»»

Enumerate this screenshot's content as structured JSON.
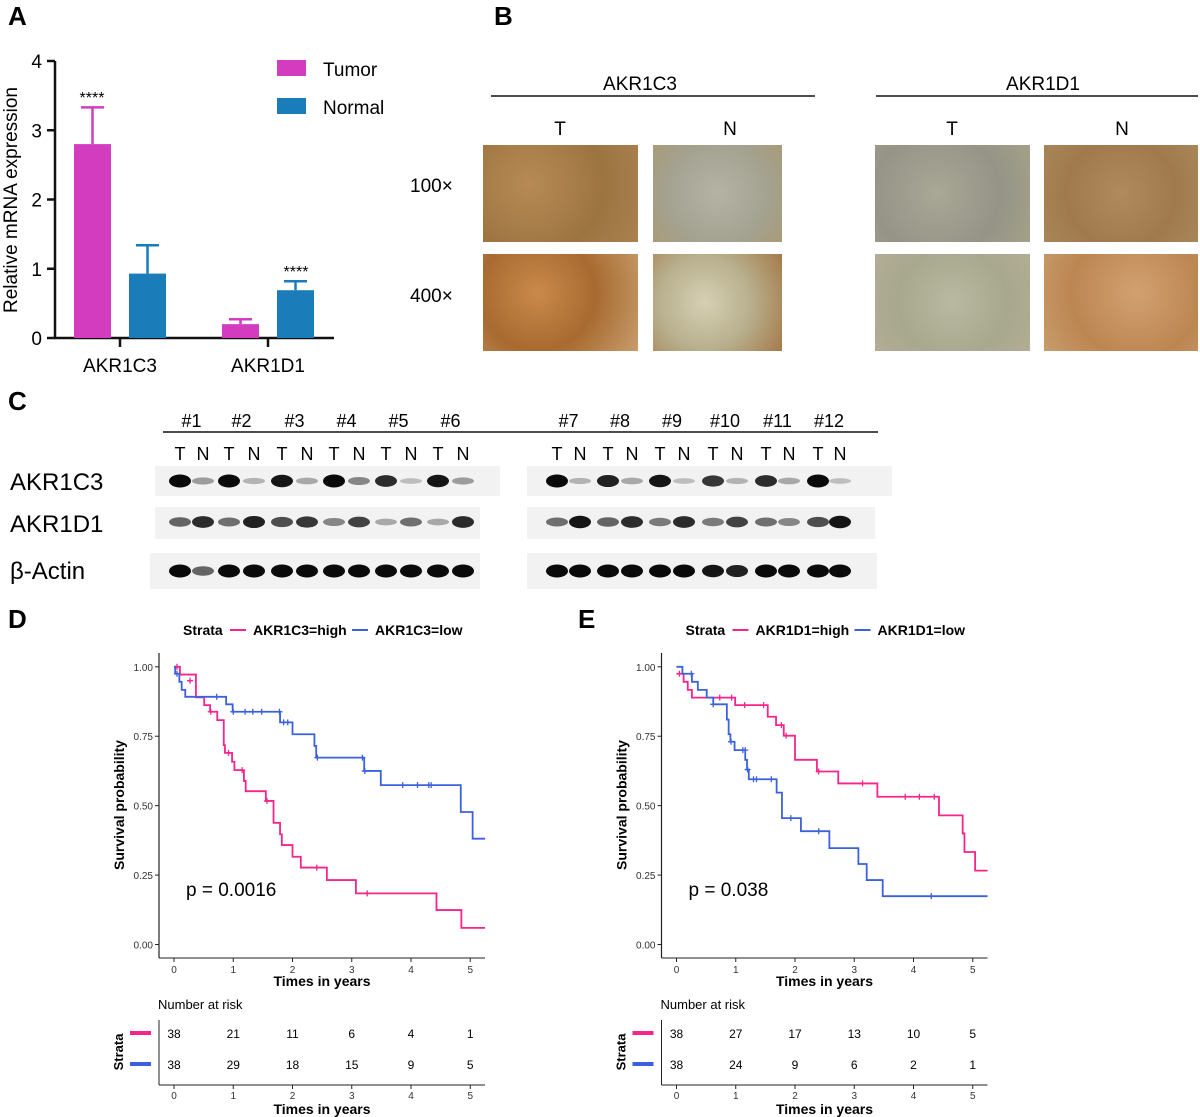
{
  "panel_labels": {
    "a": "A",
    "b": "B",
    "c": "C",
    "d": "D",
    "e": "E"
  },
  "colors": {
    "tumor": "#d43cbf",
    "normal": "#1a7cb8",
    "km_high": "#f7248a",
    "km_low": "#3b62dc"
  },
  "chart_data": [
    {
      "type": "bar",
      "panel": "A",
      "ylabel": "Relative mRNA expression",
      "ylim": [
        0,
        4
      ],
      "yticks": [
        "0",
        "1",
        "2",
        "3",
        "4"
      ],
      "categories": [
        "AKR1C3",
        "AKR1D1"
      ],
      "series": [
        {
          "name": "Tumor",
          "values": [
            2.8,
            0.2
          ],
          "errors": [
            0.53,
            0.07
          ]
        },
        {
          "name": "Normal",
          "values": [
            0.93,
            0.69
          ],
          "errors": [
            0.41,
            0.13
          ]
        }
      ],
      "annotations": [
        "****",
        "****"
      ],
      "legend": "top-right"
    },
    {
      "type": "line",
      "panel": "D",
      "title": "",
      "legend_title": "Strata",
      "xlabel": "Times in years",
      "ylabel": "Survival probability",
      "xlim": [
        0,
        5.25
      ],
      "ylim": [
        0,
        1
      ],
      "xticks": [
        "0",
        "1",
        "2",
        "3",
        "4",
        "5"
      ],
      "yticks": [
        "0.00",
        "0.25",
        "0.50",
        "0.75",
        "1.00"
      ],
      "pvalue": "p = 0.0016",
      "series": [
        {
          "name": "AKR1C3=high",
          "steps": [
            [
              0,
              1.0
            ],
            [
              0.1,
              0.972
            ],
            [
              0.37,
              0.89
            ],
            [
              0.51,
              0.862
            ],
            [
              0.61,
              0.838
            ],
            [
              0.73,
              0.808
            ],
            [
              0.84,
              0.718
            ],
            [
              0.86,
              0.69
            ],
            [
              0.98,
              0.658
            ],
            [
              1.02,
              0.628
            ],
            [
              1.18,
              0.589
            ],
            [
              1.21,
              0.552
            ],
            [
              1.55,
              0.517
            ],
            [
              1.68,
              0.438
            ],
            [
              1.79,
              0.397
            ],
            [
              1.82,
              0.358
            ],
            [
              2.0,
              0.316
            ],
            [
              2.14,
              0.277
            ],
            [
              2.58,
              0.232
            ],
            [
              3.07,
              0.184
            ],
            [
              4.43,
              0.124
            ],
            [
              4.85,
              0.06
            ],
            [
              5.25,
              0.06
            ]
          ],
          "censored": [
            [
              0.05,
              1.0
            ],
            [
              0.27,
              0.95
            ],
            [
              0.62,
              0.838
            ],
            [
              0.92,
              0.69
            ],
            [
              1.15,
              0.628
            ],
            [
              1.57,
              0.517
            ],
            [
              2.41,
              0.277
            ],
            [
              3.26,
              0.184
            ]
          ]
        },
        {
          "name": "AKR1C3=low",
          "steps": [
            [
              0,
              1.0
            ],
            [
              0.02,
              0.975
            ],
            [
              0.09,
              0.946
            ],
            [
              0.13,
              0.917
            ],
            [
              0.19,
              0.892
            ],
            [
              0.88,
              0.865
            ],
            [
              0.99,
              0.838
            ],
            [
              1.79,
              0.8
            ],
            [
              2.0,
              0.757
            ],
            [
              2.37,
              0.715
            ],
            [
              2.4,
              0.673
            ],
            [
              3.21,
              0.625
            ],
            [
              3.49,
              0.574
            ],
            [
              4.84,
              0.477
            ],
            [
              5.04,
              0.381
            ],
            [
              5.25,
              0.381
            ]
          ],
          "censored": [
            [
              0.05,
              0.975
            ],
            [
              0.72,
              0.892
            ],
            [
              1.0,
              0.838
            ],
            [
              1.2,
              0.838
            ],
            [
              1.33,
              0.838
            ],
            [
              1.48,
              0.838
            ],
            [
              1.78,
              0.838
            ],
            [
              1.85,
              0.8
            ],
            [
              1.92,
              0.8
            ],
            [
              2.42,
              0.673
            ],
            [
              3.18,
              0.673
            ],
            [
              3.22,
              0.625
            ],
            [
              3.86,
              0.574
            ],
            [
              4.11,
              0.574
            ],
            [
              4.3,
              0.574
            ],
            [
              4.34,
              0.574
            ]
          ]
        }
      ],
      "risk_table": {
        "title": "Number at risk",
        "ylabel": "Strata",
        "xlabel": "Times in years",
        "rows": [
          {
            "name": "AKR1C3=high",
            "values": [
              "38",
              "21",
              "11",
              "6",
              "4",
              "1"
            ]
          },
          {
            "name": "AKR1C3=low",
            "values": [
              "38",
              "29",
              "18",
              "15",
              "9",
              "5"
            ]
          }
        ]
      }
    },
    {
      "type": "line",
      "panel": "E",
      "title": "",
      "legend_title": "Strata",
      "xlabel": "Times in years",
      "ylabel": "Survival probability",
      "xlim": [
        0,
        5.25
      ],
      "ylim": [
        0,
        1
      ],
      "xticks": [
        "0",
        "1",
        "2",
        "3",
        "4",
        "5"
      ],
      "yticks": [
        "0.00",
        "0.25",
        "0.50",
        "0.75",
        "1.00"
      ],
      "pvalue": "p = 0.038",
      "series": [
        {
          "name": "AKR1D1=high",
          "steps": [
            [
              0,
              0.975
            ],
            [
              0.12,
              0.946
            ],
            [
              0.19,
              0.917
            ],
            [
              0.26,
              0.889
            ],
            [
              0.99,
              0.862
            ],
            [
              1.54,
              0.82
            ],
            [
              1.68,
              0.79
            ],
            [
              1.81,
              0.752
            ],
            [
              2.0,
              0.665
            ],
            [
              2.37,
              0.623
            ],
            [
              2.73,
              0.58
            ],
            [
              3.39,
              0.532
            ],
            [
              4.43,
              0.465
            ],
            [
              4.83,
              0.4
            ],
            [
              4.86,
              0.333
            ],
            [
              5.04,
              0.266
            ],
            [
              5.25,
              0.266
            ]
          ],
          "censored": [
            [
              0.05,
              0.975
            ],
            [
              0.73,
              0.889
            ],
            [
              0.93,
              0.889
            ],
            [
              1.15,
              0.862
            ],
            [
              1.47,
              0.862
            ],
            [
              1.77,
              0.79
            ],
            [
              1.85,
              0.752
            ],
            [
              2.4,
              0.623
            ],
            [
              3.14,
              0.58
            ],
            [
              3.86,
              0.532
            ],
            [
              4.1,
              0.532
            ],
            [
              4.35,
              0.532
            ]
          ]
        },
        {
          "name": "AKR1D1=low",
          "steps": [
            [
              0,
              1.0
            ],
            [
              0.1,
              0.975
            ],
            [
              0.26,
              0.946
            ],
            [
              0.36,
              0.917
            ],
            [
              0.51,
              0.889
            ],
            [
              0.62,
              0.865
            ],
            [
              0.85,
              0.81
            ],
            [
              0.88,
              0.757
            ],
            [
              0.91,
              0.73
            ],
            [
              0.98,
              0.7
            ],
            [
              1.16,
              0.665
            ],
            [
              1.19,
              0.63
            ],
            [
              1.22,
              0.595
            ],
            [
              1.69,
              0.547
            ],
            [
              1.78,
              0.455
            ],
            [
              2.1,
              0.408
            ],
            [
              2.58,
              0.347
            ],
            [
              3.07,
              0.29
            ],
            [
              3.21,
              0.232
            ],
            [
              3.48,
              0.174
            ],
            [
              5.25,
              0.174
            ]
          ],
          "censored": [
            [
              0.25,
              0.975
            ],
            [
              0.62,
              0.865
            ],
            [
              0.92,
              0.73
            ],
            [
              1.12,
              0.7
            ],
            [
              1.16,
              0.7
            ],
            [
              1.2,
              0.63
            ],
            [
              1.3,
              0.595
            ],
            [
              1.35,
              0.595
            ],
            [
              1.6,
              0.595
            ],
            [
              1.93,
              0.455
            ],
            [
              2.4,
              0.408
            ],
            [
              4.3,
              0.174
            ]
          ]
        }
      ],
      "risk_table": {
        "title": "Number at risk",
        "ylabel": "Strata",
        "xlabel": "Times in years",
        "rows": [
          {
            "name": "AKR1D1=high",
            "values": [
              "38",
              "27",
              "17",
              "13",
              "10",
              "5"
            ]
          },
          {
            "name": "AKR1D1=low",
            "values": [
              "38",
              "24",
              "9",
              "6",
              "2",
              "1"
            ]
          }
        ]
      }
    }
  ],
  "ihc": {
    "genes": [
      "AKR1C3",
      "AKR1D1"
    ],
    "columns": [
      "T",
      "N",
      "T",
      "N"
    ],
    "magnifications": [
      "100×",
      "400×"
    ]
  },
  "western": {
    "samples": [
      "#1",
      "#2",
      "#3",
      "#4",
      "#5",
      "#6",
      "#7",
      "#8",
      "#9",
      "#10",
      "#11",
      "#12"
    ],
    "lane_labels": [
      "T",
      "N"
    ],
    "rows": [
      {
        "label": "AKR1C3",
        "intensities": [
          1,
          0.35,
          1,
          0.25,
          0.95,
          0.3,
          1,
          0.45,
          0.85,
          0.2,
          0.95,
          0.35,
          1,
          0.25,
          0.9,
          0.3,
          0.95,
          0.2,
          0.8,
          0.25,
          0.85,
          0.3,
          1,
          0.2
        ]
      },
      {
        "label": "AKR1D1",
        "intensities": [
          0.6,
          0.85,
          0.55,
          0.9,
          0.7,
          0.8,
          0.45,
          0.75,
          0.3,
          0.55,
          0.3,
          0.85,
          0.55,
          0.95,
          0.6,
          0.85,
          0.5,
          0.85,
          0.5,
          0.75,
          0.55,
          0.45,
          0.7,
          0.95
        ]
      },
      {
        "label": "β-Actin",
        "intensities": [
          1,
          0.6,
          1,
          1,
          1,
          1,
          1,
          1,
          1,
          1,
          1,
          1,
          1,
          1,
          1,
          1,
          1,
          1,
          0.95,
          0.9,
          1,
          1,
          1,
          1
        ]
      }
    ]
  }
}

««
»»

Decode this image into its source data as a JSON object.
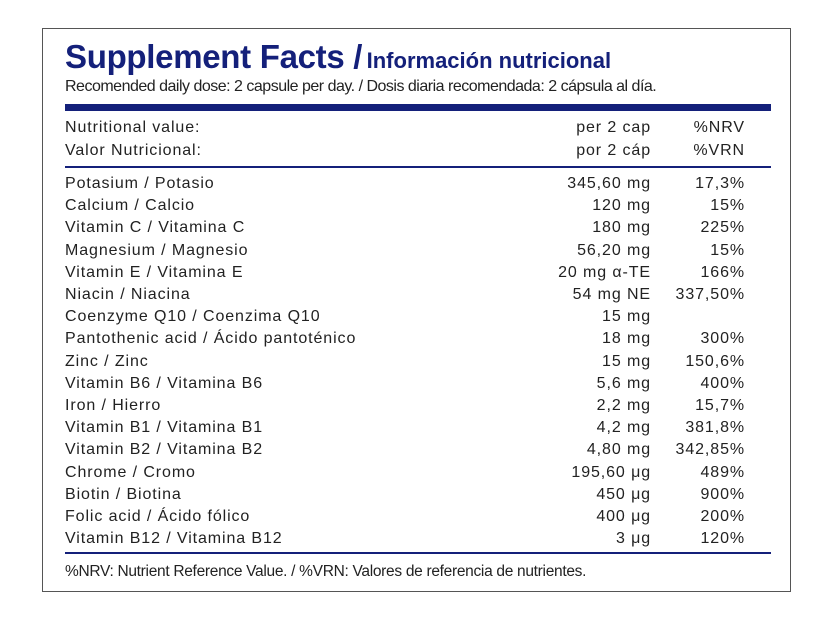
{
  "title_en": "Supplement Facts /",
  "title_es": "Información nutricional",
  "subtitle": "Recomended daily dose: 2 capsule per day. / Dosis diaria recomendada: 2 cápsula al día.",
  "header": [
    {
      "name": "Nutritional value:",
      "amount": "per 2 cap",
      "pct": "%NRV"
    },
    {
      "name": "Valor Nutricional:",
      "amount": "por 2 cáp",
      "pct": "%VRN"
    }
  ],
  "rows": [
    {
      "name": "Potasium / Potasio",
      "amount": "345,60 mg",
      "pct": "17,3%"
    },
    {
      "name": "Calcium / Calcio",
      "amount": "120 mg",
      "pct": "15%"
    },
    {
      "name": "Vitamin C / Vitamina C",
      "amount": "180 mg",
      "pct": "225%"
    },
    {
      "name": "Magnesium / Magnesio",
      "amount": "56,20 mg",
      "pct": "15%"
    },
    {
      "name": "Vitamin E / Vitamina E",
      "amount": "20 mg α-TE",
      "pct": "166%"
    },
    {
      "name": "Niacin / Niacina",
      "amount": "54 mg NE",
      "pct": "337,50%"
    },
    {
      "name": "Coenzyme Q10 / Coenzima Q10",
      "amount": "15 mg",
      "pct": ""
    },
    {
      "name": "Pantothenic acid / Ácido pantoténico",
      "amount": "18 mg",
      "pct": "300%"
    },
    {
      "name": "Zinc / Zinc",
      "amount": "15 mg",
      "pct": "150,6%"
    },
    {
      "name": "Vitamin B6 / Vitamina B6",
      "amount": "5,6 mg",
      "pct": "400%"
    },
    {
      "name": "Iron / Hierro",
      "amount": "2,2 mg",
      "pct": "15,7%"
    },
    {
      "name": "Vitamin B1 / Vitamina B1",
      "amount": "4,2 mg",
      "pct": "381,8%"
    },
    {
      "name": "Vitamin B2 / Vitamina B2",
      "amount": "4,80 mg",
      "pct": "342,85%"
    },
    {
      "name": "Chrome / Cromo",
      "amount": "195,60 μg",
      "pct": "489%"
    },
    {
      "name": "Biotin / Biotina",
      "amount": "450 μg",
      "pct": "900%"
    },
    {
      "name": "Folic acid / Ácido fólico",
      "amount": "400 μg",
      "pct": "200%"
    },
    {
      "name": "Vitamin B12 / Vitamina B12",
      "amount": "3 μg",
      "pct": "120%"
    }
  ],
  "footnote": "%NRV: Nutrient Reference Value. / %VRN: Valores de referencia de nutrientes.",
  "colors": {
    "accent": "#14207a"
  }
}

««

— Prompt —
Filter the listing so that only lines holding the word "acid" remain, and copy those lines.

— Solved exercise —
      "name": "Pantothenic acid / Ácido pantoténico",
      "name": "Folic acid / Ácido fólico",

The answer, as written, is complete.